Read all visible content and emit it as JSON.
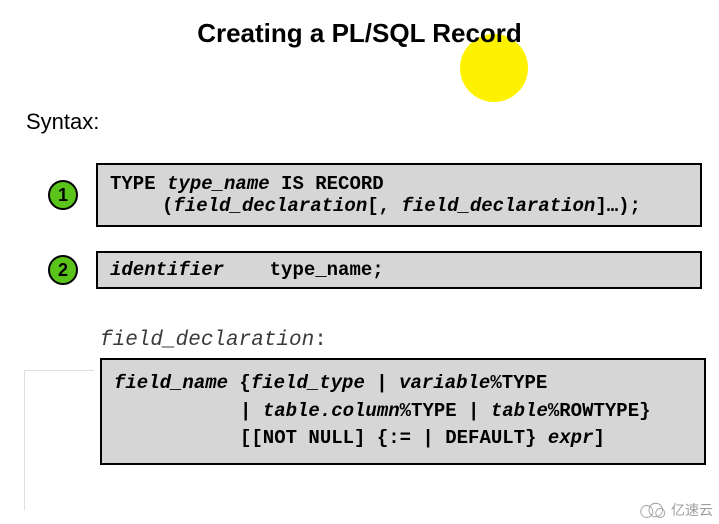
{
  "title": "Creating a PL/SQL Record",
  "syntax_label": "Syntax:",
  "badges": {
    "one": "1",
    "two": "2"
  },
  "code1": {
    "line1_a": "TYPE ",
    "line1_b": "type_name",
    "line1_c": " IS RECORD",
    "line2_a": "(",
    "line2_b": "field_declaration",
    "line2_c": "[, ",
    "line2_d": "field_declaration",
    "line2_e": "]…);"
  },
  "code2": {
    "a": "identifier",
    "spacer": "    ",
    "b": "type_name",
    "c": ";"
  },
  "label_field_decl": "field_declaration",
  "label_colon": ":",
  "code3": {
    "l1_a": "field_name",
    "l1_b": " {",
    "l1_c": "field_type",
    "l1_d": " | ",
    "l1_e": "variable",
    "l1_f": "%TYPE",
    "l2_a": "| ",
    "l2_b": "table.column",
    "l2_c": "%TYPE | ",
    "l2_d": "table",
    "l2_e": "%ROWTYPE}",
    "l3_a": "[[NOT NULL] {:= | DEFAULT} ",
    "l3_b": "expr",
    "l3_c": "]"
  },
  "watermark_text": "亿速云"
}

» **GIVEN PROBLEM**: Your task is to retype all the entries exactly and leave out any pictures.

» **SOLVED EXERCISE**:
Read all visible content and emit it as JSON.
{
  "title": "Creating a PL/SQL Record",
  "syntax_label": "Syntax:",
  "badges": {
    "one": "1",
    "two": "2"
  },
  "code1": {
    "line1_a": "TYPE ",
    "line1_b": "type_name",
    "line1_c": " IS RECORD",
    "line2_a": "(",
    "line2_b": "field_declaration",
    "line2_c": "[, ",
    "line2_d": "field_declaration",
    "line2_e": "]…);"
  },
  "code2": {
    "a": "identifier",
    "spacer": "    ",
    "b": "type_name",
    "c": ";"
  },
  "label_field_decl": "field_declaration",
  "label_colon": ":",
  "code3": {
    "l1_a": "field_name",
    "l1_b": " {",
    "l1_c": "field_type",
    "l1_d": " | ",
    "l1_e": "variable",
    "l1_f": "%TYPE",
    "l2_a": "| ",
    "l2_b": "table.column",
    "l2_c": "%TYPE | ",
    "l2_d": "table",
    "l2_e": "%ROWTYPE}",
    "l3_a": "[[NOT NULL] {:= | DEFAULT} ",
    "l3_b": "expr",
    "l3_c": "]"
  },
  "watermark_text": "亿速云"
}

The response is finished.